**Selected excerpt:**

* BEGIN *

Encoding
Character Encoding for Developers — ASCII, UTF-8, UTF-16
Character encoding confuses people decades after it should be solved. Here is the mental model: code points, encodings, BOMs, and why UTF-8 almost always wins.
Character encoding should be a solved problem by 2026, and for most of us it is — almost everything is UTF-8. But the mental model still matters, because the 5% of cases where it goes wrong (BOMs, legacy exports, Windows file dialogs, database client libraries) eat hours out of your week if you do not know the shape of the problem. This guide is the foundation.
The two separate concepts
The single biggest source of confusion: “Unicode” and “UTF-8” are different things.
- Unicode is a standard that assigns every character a unique integer called a code point, written
U+XXXX.Ais U+0041.éis U+00E9. The pile-of-poo emoji is U+1F4A9. There are over a million possible code points; about 150,000 are assigned as of Unicode 16. - An encoding is a way to turn code points into bytes. UTF-8, UTF-16, UTF-32, and legacy encodings like Latin-1, Shift-JIS, Windows-1252 all encode (some subset of) characters into bytes.
Unicode is the character set. UTF-8 is one encoding of that set. You can have UTF-8 encoded Unicode, UTF-16 encoded Unicode, or the same characters as legacy Windows-1252 bytes. Same characters, different bytes on disk.
ASCII, the common ancestor
ASCII is a 7-bit encoding defined in 1963. It covers 128 code points: Latin letters, digits, punctuation, control characters. Every byte fits in 7 bits; the eighth bit is zero.
Every modern encoding is backward-compatible with ASCII at the byte level for those 128 code points. A file that contains only ASCII is simultaneously valid ASCII, UTF-8, Latin-1, and Windows-1252. That is why tools from the 1980s still work for English-only text.
UTF-8 — the universal default
UTF-8 is a variable-length encoding. Each code point encodes to 1-4 bytes:
| Code point range | Bytes | Binary pattern |
|---|---|---|
| U+0000 to U+007F | 1 | 0xxxxxxx |
| U+0080 to U+07FF | 2 | 110xxxxx 10xxxxxx |
| U+0800 to U+FFFF | 3 | 1110xxxx 10xxxxxx 10xxxxxx |
| U+10000 to U+10FFFF | 4 | 11110xxx 10xxxxxx 10xxxxxx 10xxxxxx |
Three consequences worth internalizing:
- ASCII code points are one byte each, bit-identical to ASCII.
Ain UTF-8 is 0x41, the same as ASCII. - Any byte that starts with
10is a continuation byte, never the start of a character. This is why UTF-8 is self-synchronizing: you can land in the middle of a file and find the next character boundary in at most 3 bytes. - Non-ASCII characters take 2-4 bytes.

* END *

**Recorded data:**
* BEGIN *

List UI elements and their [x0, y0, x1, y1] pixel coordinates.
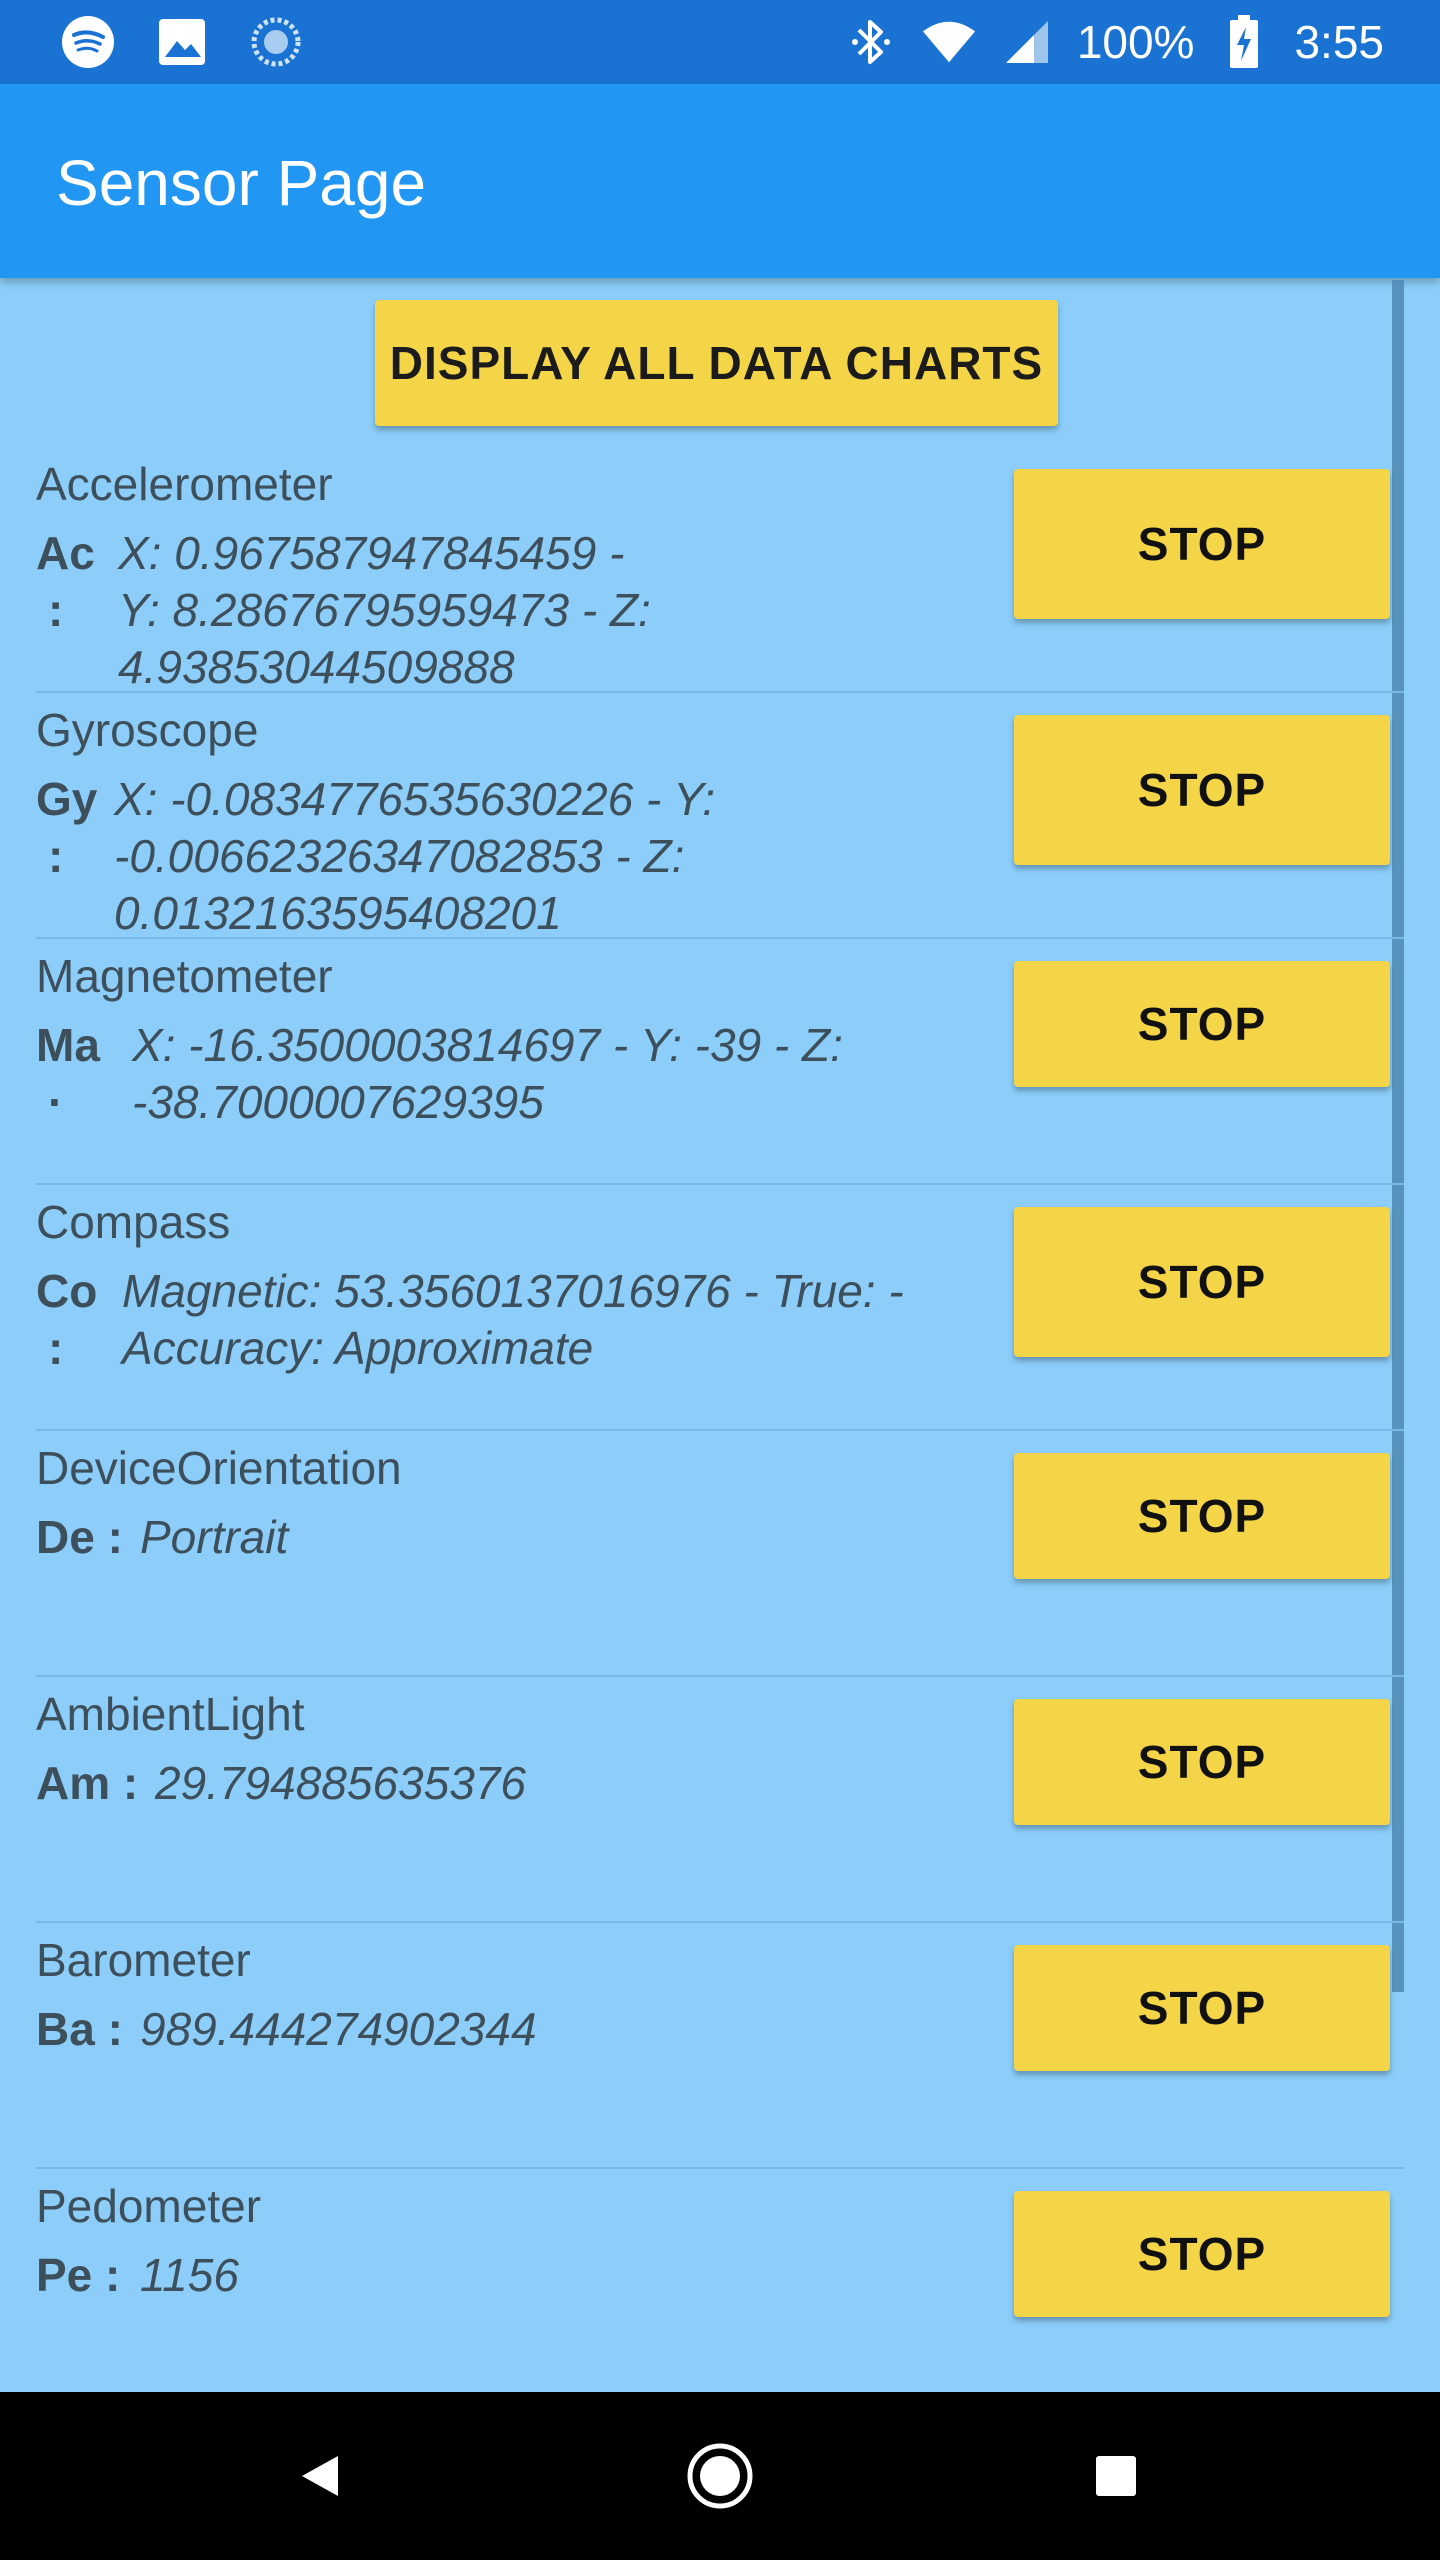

* END *

**Tasks to perform:**
- 1) Copy the passage of the character encoding guide between "Ain UTF-8 is" and "take 2-4 bytes.", inclusive.
- 2) Continue the character encoding guide from its last sentence, keeping the same technical style.

**Answers for the exercise:**
- 1)
Ain UTF-8 is 0x41, the same as ASCII. - Any byte that starts with
10is a continuation byte, never the start of a character. This is why UTF-8 is self-synchronizing: you can land in the middle of a file and find the next character boundary in at most 3 bytes. - Non-ASCII characters take 2-4 bytes.

- 2)
éis 2 bytes (0xC3 0xA9).你is 3 bytes. A pile-of-poo emoji is 4 bytes.
UTF-8 is now the dominant encoding on the web (over 98% of pages), in most databases, in Linux filesystems, and in most programming languages’ default I/O.
# See the bytes behind a character
printf "é" | xxd
# 00000000: c3a9 ..
printf "A" | xxd
# 00000000: 41 A
printf "你" | xxd
# 00000000: e4bda0 ...
To explore the relationship between characters and their binary representation interactively, the text-to-binary and binary-to-text tools let you see the byte layout character by character.
UTF-16 — why it persists
UTF-16 encodes code points in 2 or 4 bytes. It was the “obvious” encoding when Unicode was 16 bits wide (pre-1996). Unicode outgrew 16 bits, so UTF-16 added “surrogate pairs” — two 16-bit code units that together encode a single code point above U+FFFF.
UTF-16 still shows up in three places:
- Windows APIs internally. The
Wversions of Win32 functions (CreateFileW,MessageBoxW) take UTF-16 wide strings. - Java and JavaScript strings internally. A JavaScript
string.lengthcounts UTF-16 code units, not characters — so"💩".lengthis 2, not 1. - Some older XML and SOAP services that emit UTF-16 with a BOM.
For almost any new I/O, UTF-8 is correct. UTF-16 has no storage advantage for English text (doubles it), no self-synchronization, and a byte-order problem UTF-8 does not have.
// JavaScript string indexing is UTF-16, not code points
const s = "💩abc";
s.length; // 4 (2 code units for 💩 + 3)
[...s].length; // 4? No — 4 (the spread iterates code points)
s.charAt(0); // "\uD83D" — a lone surrogate, not a character
[...s][0]; // "💩" — iterating with the spread operator uses code points
Byte Order Mark — a historical hazard
A Byte Order Mark (BOM) is an optional U+FEFF at the start of a file that indicates the byte order of UTF-16 or UTF-32. In UTF-16LE it is FF FE; in UTF-16BE it is FE FF.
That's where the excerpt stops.